- [Data listing]

☆ ☆ ☆

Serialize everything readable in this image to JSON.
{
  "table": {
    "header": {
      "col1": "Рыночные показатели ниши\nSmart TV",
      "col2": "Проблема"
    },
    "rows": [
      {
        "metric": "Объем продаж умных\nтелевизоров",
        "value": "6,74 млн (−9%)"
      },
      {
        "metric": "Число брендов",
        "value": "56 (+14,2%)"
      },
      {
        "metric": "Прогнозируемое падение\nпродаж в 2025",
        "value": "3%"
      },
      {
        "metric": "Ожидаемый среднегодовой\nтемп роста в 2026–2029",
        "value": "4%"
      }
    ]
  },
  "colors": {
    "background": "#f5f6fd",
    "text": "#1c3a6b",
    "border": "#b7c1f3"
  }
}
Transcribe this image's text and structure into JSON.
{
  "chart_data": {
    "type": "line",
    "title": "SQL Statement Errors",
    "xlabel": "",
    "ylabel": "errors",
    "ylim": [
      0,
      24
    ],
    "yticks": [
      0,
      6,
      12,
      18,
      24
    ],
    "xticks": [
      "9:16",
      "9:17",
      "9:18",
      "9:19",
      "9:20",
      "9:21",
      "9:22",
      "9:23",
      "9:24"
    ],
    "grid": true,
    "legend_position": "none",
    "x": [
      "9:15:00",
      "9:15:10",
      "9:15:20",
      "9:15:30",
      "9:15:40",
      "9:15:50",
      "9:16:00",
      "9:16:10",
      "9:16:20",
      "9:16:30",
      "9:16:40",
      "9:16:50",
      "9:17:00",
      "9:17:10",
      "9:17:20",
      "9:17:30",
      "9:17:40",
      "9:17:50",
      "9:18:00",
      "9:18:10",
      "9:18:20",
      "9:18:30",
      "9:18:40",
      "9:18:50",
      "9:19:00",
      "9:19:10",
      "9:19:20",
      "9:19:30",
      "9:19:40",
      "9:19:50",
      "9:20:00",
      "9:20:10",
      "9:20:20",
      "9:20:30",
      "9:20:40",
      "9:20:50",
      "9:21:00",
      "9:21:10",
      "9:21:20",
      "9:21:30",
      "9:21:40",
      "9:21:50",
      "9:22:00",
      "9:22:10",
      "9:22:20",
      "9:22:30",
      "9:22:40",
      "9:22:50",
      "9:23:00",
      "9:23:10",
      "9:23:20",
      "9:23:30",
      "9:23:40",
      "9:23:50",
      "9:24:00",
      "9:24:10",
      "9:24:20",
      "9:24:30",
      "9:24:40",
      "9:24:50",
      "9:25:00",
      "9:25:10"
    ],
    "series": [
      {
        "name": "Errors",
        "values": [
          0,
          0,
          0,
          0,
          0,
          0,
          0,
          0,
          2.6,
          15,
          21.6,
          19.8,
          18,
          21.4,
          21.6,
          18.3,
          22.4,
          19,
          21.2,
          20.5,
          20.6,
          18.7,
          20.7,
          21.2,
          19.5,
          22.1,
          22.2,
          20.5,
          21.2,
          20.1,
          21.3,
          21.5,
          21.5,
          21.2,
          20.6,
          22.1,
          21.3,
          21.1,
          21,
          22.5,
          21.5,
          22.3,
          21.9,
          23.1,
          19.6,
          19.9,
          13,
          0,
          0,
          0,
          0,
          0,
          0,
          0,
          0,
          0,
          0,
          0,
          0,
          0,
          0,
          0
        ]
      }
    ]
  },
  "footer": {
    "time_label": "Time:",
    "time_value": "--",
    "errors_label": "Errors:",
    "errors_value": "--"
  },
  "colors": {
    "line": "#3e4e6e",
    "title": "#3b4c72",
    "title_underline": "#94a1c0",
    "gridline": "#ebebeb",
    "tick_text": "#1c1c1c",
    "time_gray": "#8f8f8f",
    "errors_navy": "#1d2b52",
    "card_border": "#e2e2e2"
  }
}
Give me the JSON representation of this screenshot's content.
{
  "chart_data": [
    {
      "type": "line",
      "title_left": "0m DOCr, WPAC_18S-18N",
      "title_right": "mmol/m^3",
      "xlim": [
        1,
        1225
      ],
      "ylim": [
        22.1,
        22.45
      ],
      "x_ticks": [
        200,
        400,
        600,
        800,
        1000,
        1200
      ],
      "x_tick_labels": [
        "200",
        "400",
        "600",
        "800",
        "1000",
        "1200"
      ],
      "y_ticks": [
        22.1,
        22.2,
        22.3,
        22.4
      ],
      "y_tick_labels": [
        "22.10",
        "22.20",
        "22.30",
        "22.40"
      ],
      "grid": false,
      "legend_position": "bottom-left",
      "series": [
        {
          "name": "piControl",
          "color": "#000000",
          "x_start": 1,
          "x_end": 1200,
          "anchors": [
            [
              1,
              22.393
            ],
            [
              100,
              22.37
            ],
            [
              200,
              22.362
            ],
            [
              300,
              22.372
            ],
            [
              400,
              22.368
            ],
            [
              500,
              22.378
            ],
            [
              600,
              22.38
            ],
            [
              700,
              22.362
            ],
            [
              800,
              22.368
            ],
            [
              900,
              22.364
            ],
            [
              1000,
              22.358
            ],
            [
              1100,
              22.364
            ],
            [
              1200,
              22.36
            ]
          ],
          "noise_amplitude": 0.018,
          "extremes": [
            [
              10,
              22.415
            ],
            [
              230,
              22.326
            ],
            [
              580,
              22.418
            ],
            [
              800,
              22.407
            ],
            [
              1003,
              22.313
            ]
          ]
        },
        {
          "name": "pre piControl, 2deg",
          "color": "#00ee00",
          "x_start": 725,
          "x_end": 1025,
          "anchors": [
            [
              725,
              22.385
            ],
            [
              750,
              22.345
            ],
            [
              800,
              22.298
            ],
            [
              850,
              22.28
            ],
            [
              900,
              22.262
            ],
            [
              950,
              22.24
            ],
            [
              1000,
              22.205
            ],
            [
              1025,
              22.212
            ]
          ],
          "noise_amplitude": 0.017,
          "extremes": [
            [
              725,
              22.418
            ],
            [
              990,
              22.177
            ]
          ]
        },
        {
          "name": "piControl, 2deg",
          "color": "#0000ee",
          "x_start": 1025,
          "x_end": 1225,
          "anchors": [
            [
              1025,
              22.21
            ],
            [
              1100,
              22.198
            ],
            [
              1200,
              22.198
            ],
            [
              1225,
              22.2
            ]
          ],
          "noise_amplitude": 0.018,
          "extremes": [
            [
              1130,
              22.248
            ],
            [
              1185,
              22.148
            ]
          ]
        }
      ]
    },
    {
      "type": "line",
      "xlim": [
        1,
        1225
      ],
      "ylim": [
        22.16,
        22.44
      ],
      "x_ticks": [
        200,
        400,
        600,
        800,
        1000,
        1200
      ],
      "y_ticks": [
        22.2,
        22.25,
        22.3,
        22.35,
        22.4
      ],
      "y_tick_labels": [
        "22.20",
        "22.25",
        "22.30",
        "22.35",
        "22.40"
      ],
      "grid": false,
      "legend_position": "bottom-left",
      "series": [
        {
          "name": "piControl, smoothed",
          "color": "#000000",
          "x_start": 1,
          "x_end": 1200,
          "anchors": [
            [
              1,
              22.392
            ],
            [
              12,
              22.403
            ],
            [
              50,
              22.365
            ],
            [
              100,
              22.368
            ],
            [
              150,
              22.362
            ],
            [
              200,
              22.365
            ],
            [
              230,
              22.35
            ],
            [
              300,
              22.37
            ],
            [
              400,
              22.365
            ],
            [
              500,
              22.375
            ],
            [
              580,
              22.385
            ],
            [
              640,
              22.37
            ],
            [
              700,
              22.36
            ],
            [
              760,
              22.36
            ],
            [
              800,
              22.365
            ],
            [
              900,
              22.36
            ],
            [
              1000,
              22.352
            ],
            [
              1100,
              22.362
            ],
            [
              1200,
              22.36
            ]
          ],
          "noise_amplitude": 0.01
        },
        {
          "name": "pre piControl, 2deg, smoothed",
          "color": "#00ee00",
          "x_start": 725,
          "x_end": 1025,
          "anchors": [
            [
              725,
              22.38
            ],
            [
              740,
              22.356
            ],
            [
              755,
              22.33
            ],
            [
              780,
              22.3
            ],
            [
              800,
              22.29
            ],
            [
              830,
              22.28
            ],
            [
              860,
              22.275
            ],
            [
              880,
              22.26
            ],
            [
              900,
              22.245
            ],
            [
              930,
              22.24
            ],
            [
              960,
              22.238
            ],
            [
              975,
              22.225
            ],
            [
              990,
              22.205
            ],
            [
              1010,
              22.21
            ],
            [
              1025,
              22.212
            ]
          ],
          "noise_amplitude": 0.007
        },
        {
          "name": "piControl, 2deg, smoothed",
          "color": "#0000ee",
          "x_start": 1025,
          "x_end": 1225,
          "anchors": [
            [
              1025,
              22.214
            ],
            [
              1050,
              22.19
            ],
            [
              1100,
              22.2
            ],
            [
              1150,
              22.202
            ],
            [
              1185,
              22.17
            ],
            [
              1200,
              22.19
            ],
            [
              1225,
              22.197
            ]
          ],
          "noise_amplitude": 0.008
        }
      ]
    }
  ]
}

☆ ☆ ☆

- [What is being asked]
Tally up the lines holding the string "name" in this listing, and report the total alone.

- [Expected output]
7